◆ **ARTICLE**
▬▬▬▬▬▬

97//! RFC 3986 says that "if authority is absent, path cannot start with `//`".
98//!
99//! > When authority is present, the path must either be empty or begin with a slash ("/")
100//! > character. When authority is not present, the path cannot begin with two slash characters
101//! > ("//").
102//! >
103//! > --- [RFC 3986, section 3. Syntax Components](https://www.rfc-editor.org/rfc/rfc3986.html#section-3).
104//!
105//! > If a URI contains an authority component, then the path component must either be empty or
106//! > begin with a slash ("/") character. If a URI does not contain an authority component, then the
107//! > path cannot begin with two slash characters ("//").
108//! >
109//! > --- [RFC 3986, section 3.3. Path](https://www.rfc-editor.org/rfc/rfc3986.html#section-3.3)
110//!
111//! We should interpret them as "if `authority` rule is completely unused (i.e. does not match any
112//! strings **including empty string**), path cannot start with `//`".

▬▬▬▬▬▬

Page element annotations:
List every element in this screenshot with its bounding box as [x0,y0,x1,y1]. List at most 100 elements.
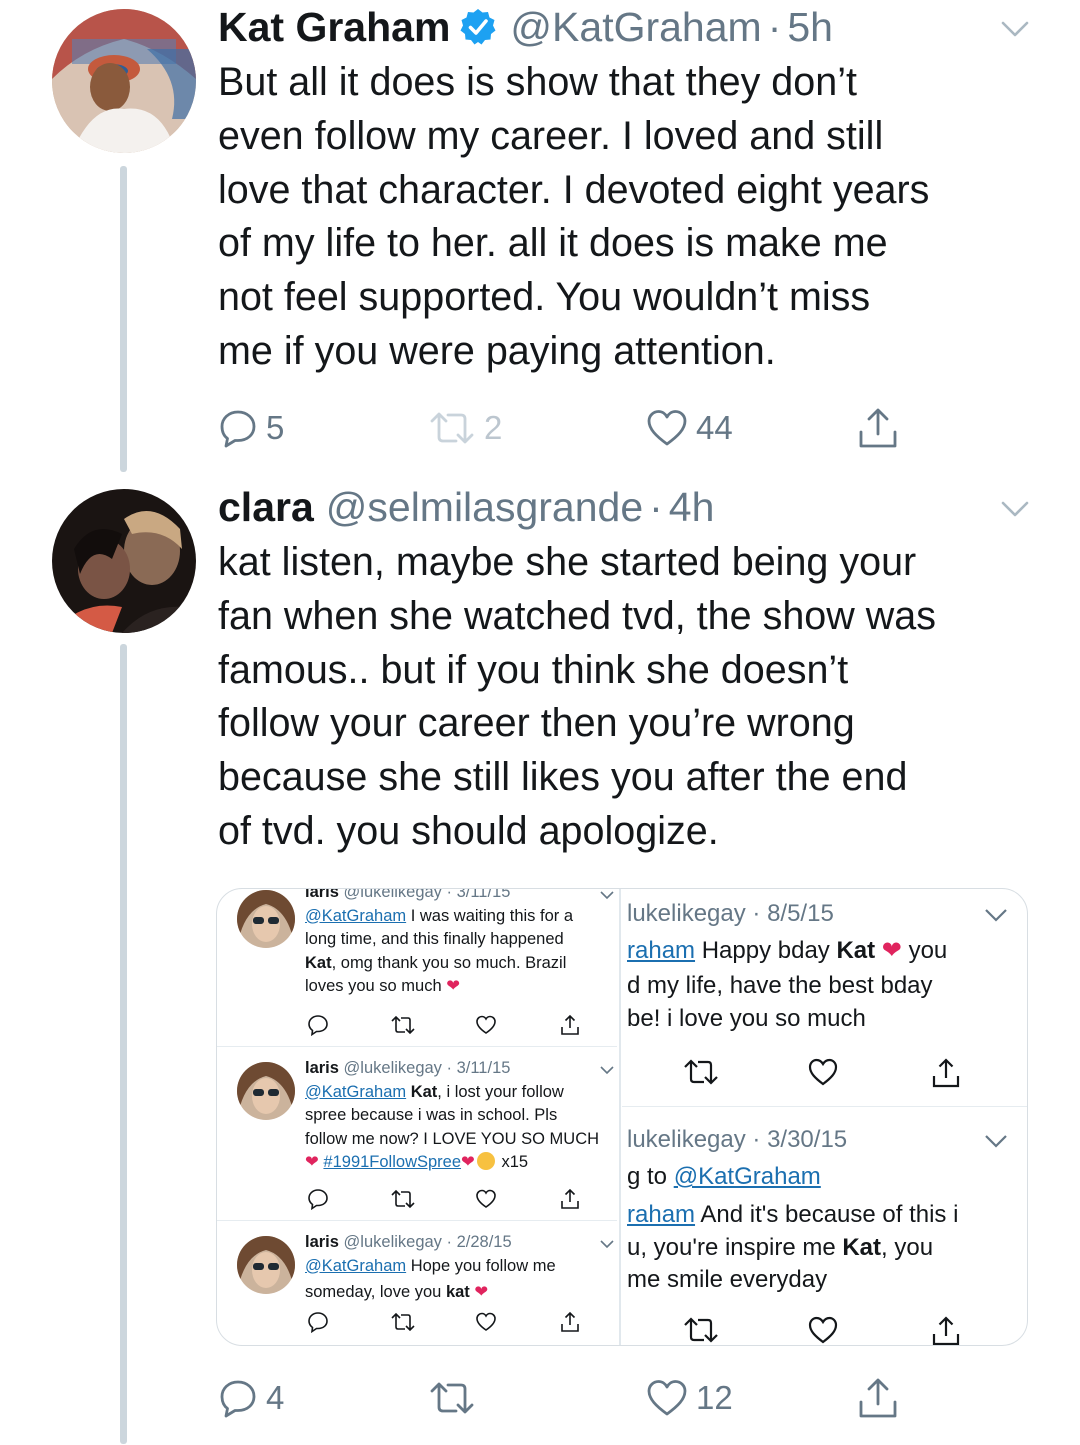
embedded-bold: kat [445,1283,470,1301]
avatar [237,1236,295,1294]
chevron-down-icon[interactable] [1000,498,1030,520]
retweet-icon [391,1189,415,1209]
embedded-text: me smile everyday [627,1266,828,1293]
share-button[interactable] [856,403,900,453]
tweet-text-line: love that character. I devoted eight yea… [218,167,930,212]
weary-face-emoji [476,1152,495,1170]
retweet-icon [391,1015,415,1035]
embedded-text: Happy bday [695,937,837,964]
tweet-text-line: But all it does is show that they don’t [218,60,857,104]
embedded-meta: @lukelikegay · 3/11/15 [343,1059,511,1077]
embedded-bold: Kat [406,1082,438,1101]
tweet-text-line: famous.. but if you think she doesn’t [218,647,849,692]
tweet-text-line: follow your career then you’re wrong [218,701,855,746]
embedded-text: follow me now? I LOVE YOU SO MUCH [305,1129,600,1148]
embedded-name: laris [305,1233,339,1251]
chevron-down-icon [985,909,1007,922]
share-icon [932,1316,960,1345]
verified-badge-icon [458,7,498,47]
tweet-text-line: fan when she watched tvd, the show was [218,593,937,638]
heart-icon [476,1015,496,1034]
heart-emoji: ❤ [446,977,461,995]
thread-line [120,166,127,472]
embedded-text: , omg thank you so much. Brazil [331,953,567,972]
tweet-text: But all it does is show that they don’t … [218,56,929,379]
tweet-kat-graham[interactable]: Kat Graham @KatGraham · 5h But all it do… [0,0,1080,480]
like-button[interactable]: 12 [646,1373,733,1423]
retweet-button[interactable] [428,1373,476,1423]
share-icon [561,1311,579,1332]
tweet-text-line: of tvd. you should apologize. [218,808,719,853]
separator-dot: · [649,483,663,530]
heart-icon [808,1058,838,1086]
heart-icon [647,410,687,446]
embedded-actions [662,1057,962,1091]
heart-emoji: ❤ [881,937,902,964]
embedded-bold: Kat [842,1234,882,1261]
avatar [237,890,295,948]
embedded-text: u, you're inspire me [627,1234,843,1261]
embedded-text: , you [881,1234,934,1261]
embedded-tweet: lukelikegay · 3/30/15 g to @KatGraham ra… [622,1107,1027,1345]
heart-icon [476,1189,496,1208]
retweet-icon [430,412,474,444]
tweet-text-line: me if you were paying attention. [218,328,776,373]
collage-divider [619,889,621,1345]
embedded-text: loves you so much [305,977,442,995]
user-handle[interactable]: @KatGraham [510,4,761,51]
retweet-icon [684,1317,718,1343]
avatar-kat-graham[interactable] [52,9,196,153]
tweet-actions: 5 2 44 [218,403,938,453]
embedded-meta: lukelikegay · 3/30/15 [627,1126,848,1153]
mention-link: raham [627,1201,696,1228]
reply-count: 5 [266,409,285,446]
embedded-text: you [901,937,948,964]
embedded-bold: Kat [305,953,332,972]
retweet-icon [684,1059,718,1085]
embedded-tweet: lukelikegay · 8/5/15 raham Happy bday Ka… [622,889,1027,1107]
reply-button[interactable]: 5 [218,403,284,453]
heart-icon [808,1316,838,1344]
like-count: 12 [696,1379,733,1416]
user-handle[interactable]: @selmilasgrande [326,484,643,531]
mention-link: @KatGraham [673,1163,821,1190]
embedded-name: laris [305,888,339,901]
reply-button[interactable]: 4 [218,1373,284,1423]
like-button[interactable]: 44 [646,403,733,453]
chevron-down-icon[interactable] [1000,18,1030,40]
attached-image[interactable]: laris @lukelikegay · 3/11/15 @KatGraham … [216,888,1028,1346]
reply-count: 4 [266,1379,285,1416]
retweet-button[interactable]: 2 [428,403,502,453]
embedded-text: I was waiting this for a [406,906,574,925]
heart-emoji: ❤ [461,1153,475,1171]
display-name[interactable]: clara [218,484,314,531]
tweet-text-line: kat listen, maybe she started being your [218,540,917,584]
timestamp[interactable]: 5h [787,4,833,51]
embedded-meta: @lukelikegay · 2/28/15 [343,1233,512,1251]
timestamp[interactable]: 4h [669,484,715,531]
thread-line [120,644,127,1444]
share-icon [932,1058,960,1088]
share-icon [561,1014,579,1035]
share-button[interactable] [856,1373,900,1423]
tweet-text: kat listen, maybe she started being your… [218,536,936,859]
heart-emoji: ❤ [305,1153,319,1171]
embedded-name: laris [305,1059,339,1077]
mention-link: @KatGraham [305,1082,407,1101]
heart-icon [476,1312,496,1331]
mention-link: raham [627,937,696,964]
embedded-text: , i lost your follow [437,1082,564,1101]
chevron-down-icon [600,1066,614,1075]
embedded-tweet: laris @lukelikegay · 3/11/15 @KatGraham … [217,1047,617,1221]
tweet-text-line: even follow my career. I loved and still [218,113,884,158]
share-icon [859,1378,897,1418]
tweet-text-line: because she still likes you after the en… [218,755,908,800]
mention-link: @KatGraham [305,906,407,925]
embedded-text: d my life, have the best bday [627,972,933,999]
reply-icon [308,1312,328,1333]
avatar-clara[interactable] [52,489,196,633]
tweet-text-line: of my life to her. all it does is make m… [218,221,888,266]
display-name[interactable]: Kat Graham [218,4,450,51]
chevron-down-icon [600,1240,614,1249]
embedded-bold: Kat [836,937,876,964]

▬▬▬▬▬▬

Please list every sentence that the code comment on URI path rules quotes from RFC 3986 in its block quotations, not counting the lines that cite the section.

- When authority is present, the path must either be empty or begin with a slash ("/") character.
- When authority is not present, the path cannot begin with two slash characters ("//").
- If a URI contains an authority component, then the path component must either be empty or begin with a slash ("/") character.
- If a URI does not contain an authority component, then the path cannot begin with two slash characters ("//").